(Annotated element entries)
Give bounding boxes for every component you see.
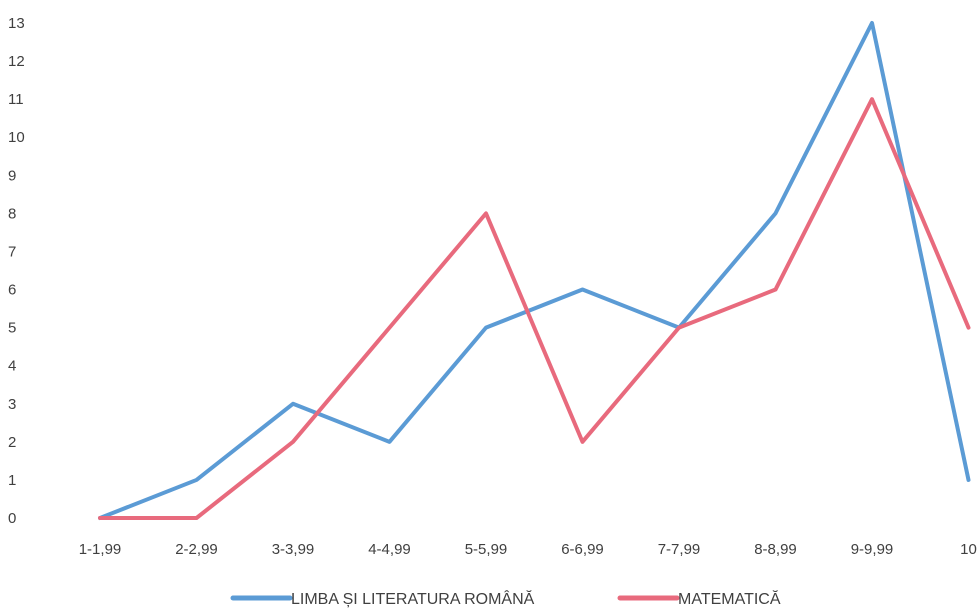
y-tick-label: 6 (8, 282, 16, 299)
y-tick-label: 0 (8, 510, 16, 527)
x-tick-label: 7-7,99 (658, 541, 701, 558)
legend-label: LIMBA ȘI LITERATURA ROMÂNĂ (291, 589, 535, 608)
y-tick-label: 7 (8, 243, 16, 260)
legend: LIMBA ȘI LITERATURA ROMÂNĂ MATEMATICĂ (230, 589, 781, 608)
y-tick-label: 1 (8, 472, 16, 489)
y-tick-label: 4 (8, 358, 16, 375)
x-tick-label: 5-5,99 (465, 541, 508, 558)
y-tick-label: 8 (8, 205, 16, 222)
y-tick-label: 2 (8, 434, 16, 451)
series-line-2 (98, 97, 971, 520)
y-tick-label: 12 (8, 53, 25, 70)
y-tick-label: 3 (8, 396, 16, 413)
y-tick-label: 10 (8, 129, 25, 146)
y-tick-label: 11 (8, 91, 24, 108)
y-tick-label: 9 (8, 167, 16, 184)
x-tick-label: 3-3,99 (272, 541, 315, 558)
x-tick-label: 4-4,99 (368, 541, 411, 558)
series-lines (98, 21, 971, 520)
x-axis-ticks: 1-1,99 2-2,99 3-3,99 4-4,99 5-5,99 6-6,99 7-7,… (79, 541, 977, 558)
x-tick-label: 8-8,99 (754, 541, 797, 558)
legend-label: MATEMATICĂ (678, 589, 781, 608)
series-line-1 (98, 21, 971, 520)
x-tick-label: 10 (960, 541, 977, 558)
y-tick-label: 13 (8, 15, 25, 32)
x-tick-label: 2-2,99 (175, 541, 218, 558)
x-tick-label: 1-1,99 (79, 541, 122, 558)
x-tick-label: 9-9,99 (851, 541, 894, 558)
y-tick-label: 5 (8, 320, 16, 337)
x-tick-label: 6-6,99 (561, 541, 604, 558)
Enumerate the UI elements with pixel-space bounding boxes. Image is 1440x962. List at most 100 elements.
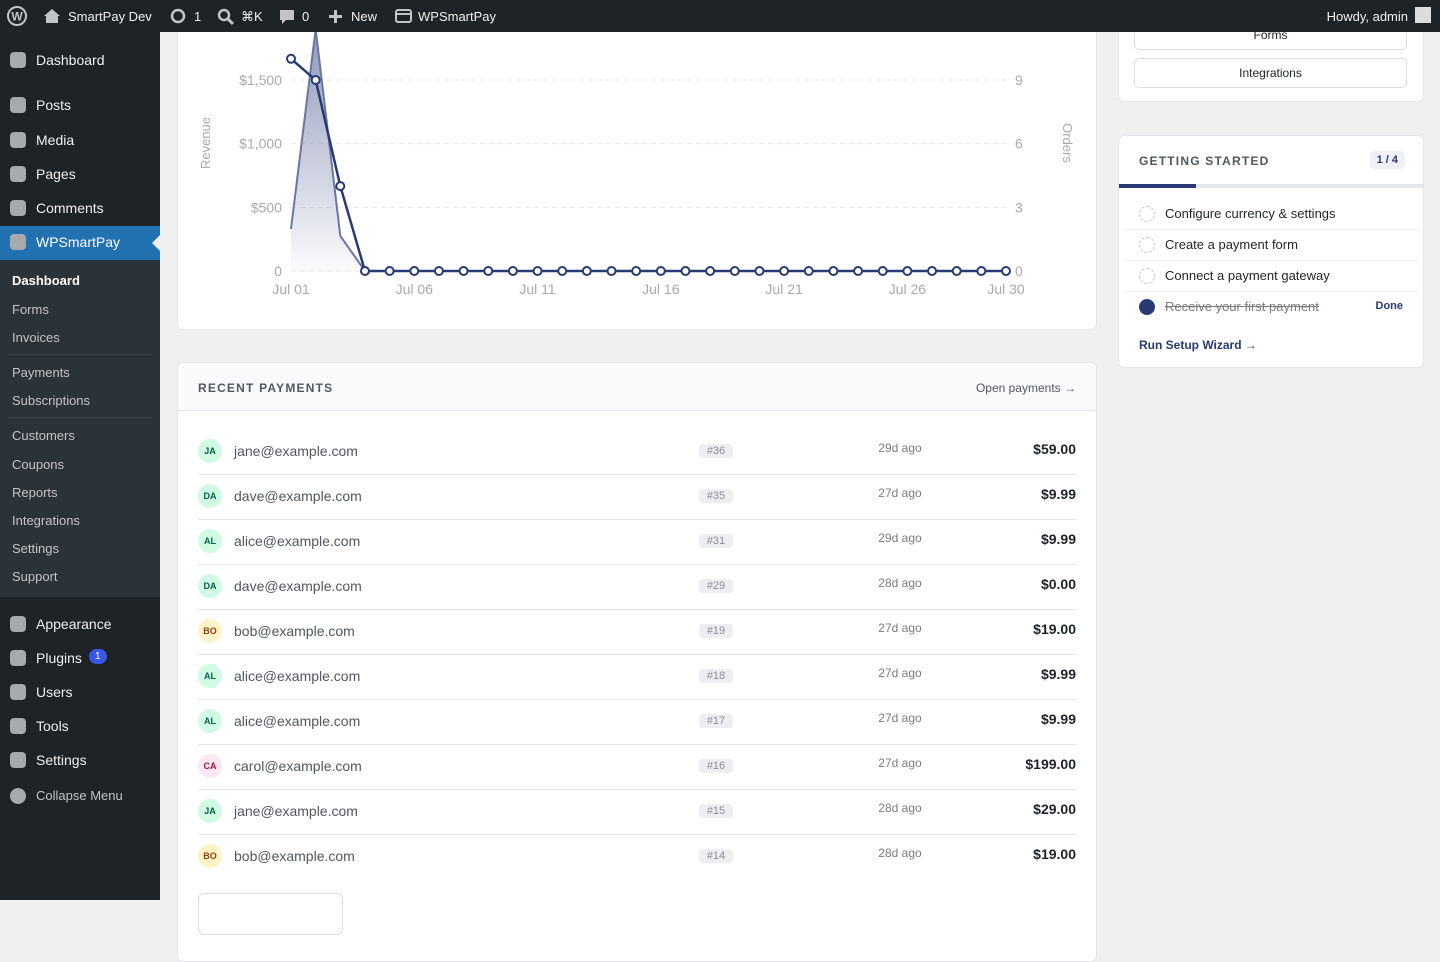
new-link[interactable]: New	[351, 9, 378, 24]
admin-bar: W SmartPay Dev 1 ⌘K 0 New WPSmartPay How…	[0, 0, 1440, 32]
revenue-chart: 0 $500 $1,000 $1,500 0 3 6 9 Revenue Orders Jul 01…	[198, 32, 1075, 297]
submenu-item[interactable]: Coupons	[12, 457, 65, 472]
payment-id: #18	[699, 669, 733, 683]
site-name[interactable]: SmartPay Dev	[68, 9, 152, 24]
payments-card: RECENT PAYMENTS Open payments → JA jane@e…	[177, 362, 1097, 962]
setup-wizard-link[interactable]: Run Setup Wizard →	[1139, 338, 1257, 352]
menu-icon	[10, 97, 26, 113]
menu-item[interactable]: Users	[36, 684, 73, 700]
greeting[interactable]: Howdy, admin	[1326, 9, 1408, 24]
email[interactable]: alice@example.com	[234, 713, 361, 729]
point	[951, 266, 962, 276]
email[interactable]: jane@example.com	[234, 443, 358, 459]
step-label[interactable]: Connect a payment gateway	[1165, 268, 1330, 283]
menu-item-active[interactable]: WPSmartPay	[36, 234, 121, 250]
point	[754, 266, 765, 276]
email[interactable]: bob@example.com	[234, 623, 355, 639]
payments-header	[178, 363, 1096, 411]
amount: $9.99	[1040, 666, 1076, 682]
submenu-item[interactable]: Payments	[12, 365, 70, 380]
row-separator	[198, 834, 1077, 835]
time: 29d ago	[878, 441, 922, 455]
submenu-item[interactable]: Invoices	[12, 330, 60, 345]
step-label[interactable]: Create a payment form	[1165, 237, 1298, 252]
row-separator	[198, 519, 1077, 520]
menu-item[interactable]: Settings	[36, 752, 87, 768]
payment-id: #19	[699, 624, 733, 638]
payment-id: #35	[699, 489, 733, 503]
submenu-item[interactable]: Support	[12, 569, 58, 584]
point	[409, 266, 420, 276]
amount: $19.00	[1033, 846, 1076, 862]
submenu-item[interactable]: Integrations	[12, 513, 80, 528]
updates-count[interactable]: 1	[194, 9, 202, 24]
submenu-item[interactable]: Settings	[12, 541, 59, 556]
row-separator	[198, 699, 1077, 700]
active-menu-bg	[0, 226, 160, 260]
menu-icon	[10, 166, 26, 182]
getting-started-title: GETTING STARTED	[1139, 154, 1270, 168]
point	[606, 266, 617, 276]
point	[976, 266, 987, 276]
submenu-item[interactable]: Forms	[12, 302, 49, 317]
email[interactable]: bob@example.com	[234, 848, 355, 864]
menu-icon	[10, 684, 26, 700]
menu-item[interactable]: Posts	[36, 97, 72, 113]
step-label[interactable]: Configure currency & settings	[1165, 206, 1336, 221]
getting-started-card: GETTING STARTED 1 / 4 Run Setup Wizard →…	[1118, 135, 1424, 368]
step-circle	[1139, 206, 1155, 222]
point	[581, 266, 592, 276]
submenu-item[interactable]: Reports	[12, 485, 58, 500]
menu-item[interactable]: Plugins	[36, 650, 82, 666]
payment-id: #29	[699, 579, 733, 593]
sidebar: Dashboard Posts Media Pages Comments WPSmartP…	[0, 32, 160, 900]
menu-item[interactable]: Appearance	[36, 616, 112, 632]
collapse-icon	[10, 788, 26, 804]
email[interactable]: alice@example.com	[234, 668, 361, 684]
row-separator	[198, 654, 1077, 655]
y2-tick-label: 6	[1015, 136, 1023, 152]
menu-item[interactable]: Tools	[36, 718, 69, 734]
point	[507, 266, 518, 276]
step-label[interactable]: Receive your first payment	[1165, 299, 1319, 314]
x-tick-label: Jul 16	[642, 281, 680, 297]
search-shortcut[interactable]: ⌘K	[241, 9, 263, 24]
step-separator	[1125, 260, 1419, 261]
avatar-initials: DA	[198, 484, 222, 508]
point	[705, 266, 716, 276]
email[interactable]: jane@example.com	[234, 803, 358, 819]
comments-count[interactable]: 0	[302, 9, 310, 24]
row-separator	[198, 744, 1077, 745]
menu-item[interactable]: Media	[36, 132, 75, 148]
avatar-initials: CA	[198, 754, 222, 778]
button[interactable]	[198, 893, 343, 935]
submenu-item[interactable]: Customers	[12, 428, 75, 443]
quick-link-button[interactable]: Integrations	[1134, 58, 1407, 88]
open-payments[interactable]: Open payments →	[975, 381, 1076, 395]
point	[655, 266, 666, 276]
wp-logo[interactable]: W	[7, 6, 27, 26]
collapse-menu[interactable]: Collapse Menu	[36, 788, 123, 803]
menu-icon	[10, 132, 26, 148]
home-icon	[44, 9, 60, 23]
row-separator	[198, 789, 1077, 790]
submenu-item[interactable]: Subscriptions	[12, 393, 91, 408]
area	[291, 32, 1006, 271]
plugin-link[interactable]: WPSmartPay	[418, 9, 497, 24]
menu-item[interactable]: Dashboard	[36, 52, 105, 68]
email[interactable]: dave@example.com	[234, 488, 362, 504]
point	[828, 266, 839, 276]
time: 27d ago	[878, 756, 922, 770]
menu-item[interactable]: Pages	[36, 166, 76, 182]
email[interactable]: alice@example.com	[234, 533, 361, 549]
point	[557, 266, 568, 276]
point	[483, 266, 494, 276]
email[interactable]: dave@example.com	[234, 578, 362, 594]
email[interactable]: carol@example.com	[234, 758, 362, 774]
avatar-initials: AL	[198, 709, 222, 733]
x-tick-label: Jul 26	[889, 281, 927, 297]
submenu-item[interactable]: Dashboard	[12, 273, 80, 288]
menu-item[interactable]: Comments	[36, 200, 104, 216]
x-tick-label: Jul 06	[396, 281, 434, 297]
row-separator	[198, 474, 1077, 475]
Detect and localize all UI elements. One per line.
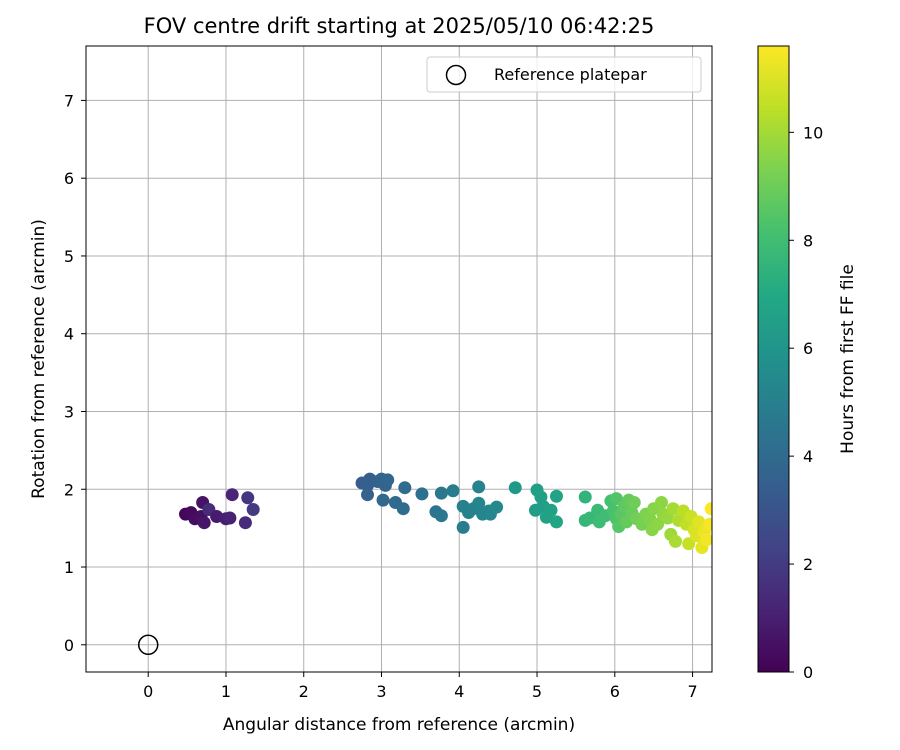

[GIVEN PROBLEM] Write out all the rows above again, switching every "x-tick-label" to "x-axis-label" and keeping everything else the same. Leave the pictures out.

[FINAL ANSWER]
Give bounding boxes for every component you see.
y-tick-label: 6 (8, 282, 16, 299)
y-tick-label: 0 (8, 510, 16, 527)
x-axis-label: 7-7,99 (658, 541, 701, 558)
legend-label: LIMBA ȘI LITERATURA ROMÂNĂ (291, 589, 535, 608)
y-tick-label: 7 (8, 243, 16, 260)
legend: LIMBA ȘI LITERATURA ROMÂNĂ MATEMATICĂ (230, 589, 781, 608)
y-tick-label: 1 (8, 472, 16, 489)
y-tick-label: 4 (8, 358, 16, 375)
x-axis-label: 5-5,99 (465, 541, 508, 558)
y-tick-label: 8 (8, 205, 16, 222)
y-tick-label: 2 (8, 434, 16, 451)
series-line-2 (98, 97, 971, 520)
y-tick-label: 12 (8, 53, 25, 70)
y-tick-label: 3 (8, 396, 16, 413)
y-tick-label: 10 (8, 129, 25, 146)
y-tick-label: 11 (8, 91, 24, 108)
y-tick-label: 9 (8, 167, 16, 184)
x-axis-label: 3-3,99 (272, 541, 315, 558)
x-axis-label: 4-4,99 (368, 541, 411, 558)
series-lines (98, 21, 971, 520)
x-axis-ticks: 1-1,99 2-2,99 3-3,99 4-4,99 5-5,99 6-6,99 7-7,… (79, 541, 977, 558)
x-axis-label: 8-8,99 (754, 541, 797, 558)
legend-label: MATEMATICĂ (678, 589, 781, 608)
series-line-1 (98, 21, 971, 520)
x-axis-label: 10 (960, 541, 977, 558)
y-tick-label: 13 (8, 15, 25, 32)
x-axis-label: 2-2,99 (175, 541, 218, 558)
x-axis-label: 1-1,99 (79, 541, 122, 558)
x-axis-label: 9-9,99 (851, 541, 894, 558)
y-tick-label: 5 (8, 320, 16, 337)
x-axis-label: 6-6,99 (561, 541, 604, 558)
Enumerate the UI elements with pixel-space bounding boxes. Image is 1440x962. List at most 100 elements.
new-link[interactable]: New	[351, 9, 378, 24]
admin-bar: W SmartPay Dev 1 ⌘K 0 New WPSmartPay How…	[0, 0, 1440, 32]
revenue-chart: 0 $500 $1,000 $1,500 0 3 6 9 Revenue Orders Jul 01…	[198, 32, 1075, 297]
submenu-item[interactable]: Coupons	[12, 457, 65, 472]
payment-id: #18	[699, 669, 733, 683]
site-name[interactable]: SmartPay Dev	[68, 9, 152, 24]
payments-card: RECENT PAYMENTS Open payments → JA jane@e…	[177, 362, 1097, 962]
setup-wizard-link[interactable]: Run Setup Wizard →	[1139, 338, 1257, 352]
menu-icon	[10, 97, 26, 113]
menu-item[interactable]: Users	[36, 684, 73, 700]
greeting[interactable]: Howdy, admin	[1326, 9, 1408, 24]
email[interactable]: alice@example.com	[234, 713, 361, 729]
point	[951, 266, 962, 276]
email[interactable]: jane@example.com	[234, 443, 358, 459]
step-label[interactable]: Connect a payment gateway	[1165, 268, 1330, 283]
menu-item-active[interactable]: WPSmartPay	[36, 234, 121, 250]
point	[754, 266, 765, 276]
email[interactable]: bob@example.com	[234, 623, 355, 639]
payments-header	[178, 363, 1096, 411]
amount: $9.99	[1040, 666, 1076, 682]
submenu-item[interactable]: Payments	[12, 365, 70, 380]
row-separator	[198, 834, 1077, 835]
time: 29d ago	[878, 441, 922, 455]
submenu-item[interactable]: Invoices	[12, 330, 60, 345]
step-label[interactable]: Create a payment form	[1165, 237, 1298, 252]
row-separator	[198, 519, 1077, 520]
menu-item[interactable]: Settings	[36, 752, 87, 768]
payment-id: #19	[699, 624, 733, 638]
payment-id: #35	[699, 489, 733, 503]
submenu-item[interactable]: Support	[12, 569, 58, 584]
point	[409, 266, 420, 276]
amount: $19.00	[1033, 846, 1076, 862]
submenu-item[interactable]: Integrations	[12, 513, 80, 528]
updates-count[interactable]: 1	[194, 9, 202, 24]
submenu-item[interactable]: Settings	[12, 541, 59, 556]
row-separator	[198, 699, 1077, 700]
active-menu-bg	[0, 226, 160, 260]
menu-icon	[10, 166, 26, 182]
getting-started-title: GETTING STARTED	[1139, 154, 1270, 168]
point	[606, 266, 617, 276]
point	[976, 266, 987, 276]
submenu-item[interactable]: Forms	[12, 302, 49, 317]
email[interactable]: bob@example.com	[234, 848, 355, 864]
menu-icon	[10, 684, 26, 700]
menu-item[interactable]: Posts	[36, 97, 72, 113]
step-label[interactable]: Configure currency & settings	[1165, 206, 1336, 221]
getting-started-card: GETTING STARTED 1 / 4 Run Setup Wizard →…	[1118, 135, 1424, 368]
step-circle	[1139, 206, 1155, 222]
point	[581, 266, 592, 276]
submenu-item[interactable]: Reports	[12, 485, 58, 500]
menu-item[interactable]: Plugins	[36, 650, 82, 666]
payment-id: #29	[699, 579, 733, 593]
sidebar: Dashboard Posts Media Pages Comments WPSmartP…	[0, 32, 160, 900]
menu-item[interactable]: Appearance	[36, 616, 112, 632]
collapse-icon	[10, 788, 26, 804]
email[interactable]: alice@example.com	[234, 668, 361, 684]
row-separator	[198, 654, 1077, 655]
y2-tick-label: 6	[1015, 136, 1023, 152]
menu-item[interactable]: Tools	[36, 718, 69, 734]
point	[507, 266, 518, 276]
step-label[interactable]: Receive your first payment	[1165, 299, 1319, 314]
x-axis-label: Jul 16	[642, 281, 680, 297]
search-shortcut[interactable]: ⌘K	[241, 9, 263, 24]
step-separator	[1125, 260, 1419, 261]
avatar-initials: DA	[198, 484, 222, 508]
point	[705, 266, 716, 276]
email[interactable]: jane@example.com	[234, 803, 358, 819]
comments-count[interactable]: 0	[302, 9, 310, 24]
row-separator	[198, 744, 1077, 745]
menu-item[interactable]: Media	[36, 132, 75, 148]
avatar-initials: CA	[198, 754, 222, 778]
button[interactable]	[198, 893, 343, 935]
submenu-item[interactable]: Customers	[12, 428, 75, 443]
quick-link-button[interactable]: Integrations	[1134, 58, 1407, 88]
open-payments[interactable]: Open payments →	[975, 381, 1076, 395]
point	[655, 266, 666, 276]
wp-logo[interactable]: W	[7, 6, 27, 26]
collapse-menu[interactable]: Collapse Menu	[36, 788, 123, 803]
menu-icon	[10, 132, 26, 148]
home-icon	[44, 9, 60, 23]
row-separator	[198, 789, 1077, 790]
submenu-item[interactable]: Subscriptions	[12, 393, 91, 408]
area	[291, 32, 1006, 271]
plugin-link[interactable]: WPSmartPay	[418, 9, 497, 24]
menu-item[interactable]: Dashboard	[36, 52, 105, 68]
email[interactable]: dave@example.com	[234, 488, 362, 504]
point	[828, 266, 839, 276]
time: 27d ago	[878, 756, 922, 770]
menu-item[interactable]: Pages	[36, 166, 76, 182]
email[interactable]: alice@example.com	[234, 533, 361, 549]
point	[557, 266, 568, 276]
point	[483, 266, 494, 276]
email[interactable]: dave@example.com	[234, 578, 362, 594]
email[interactable]: carol@example.com	[234, 758, 362, 774]
avatar-initials: AL	[198, 709, 222, 733]
x-axis-label: Jul 26	[889, 281, 927, 297]
submenu-item[interactable]: Dashboard	[12, 273, 80, 288]
menu-item[interactable]: Comments	[36, 200, 104, 216]
x-axis-label: Jul 06	[396, 281, 434, 297]
row-separator	[198, 474, 1077, 475]
Detect and localize all UI elements. One per line.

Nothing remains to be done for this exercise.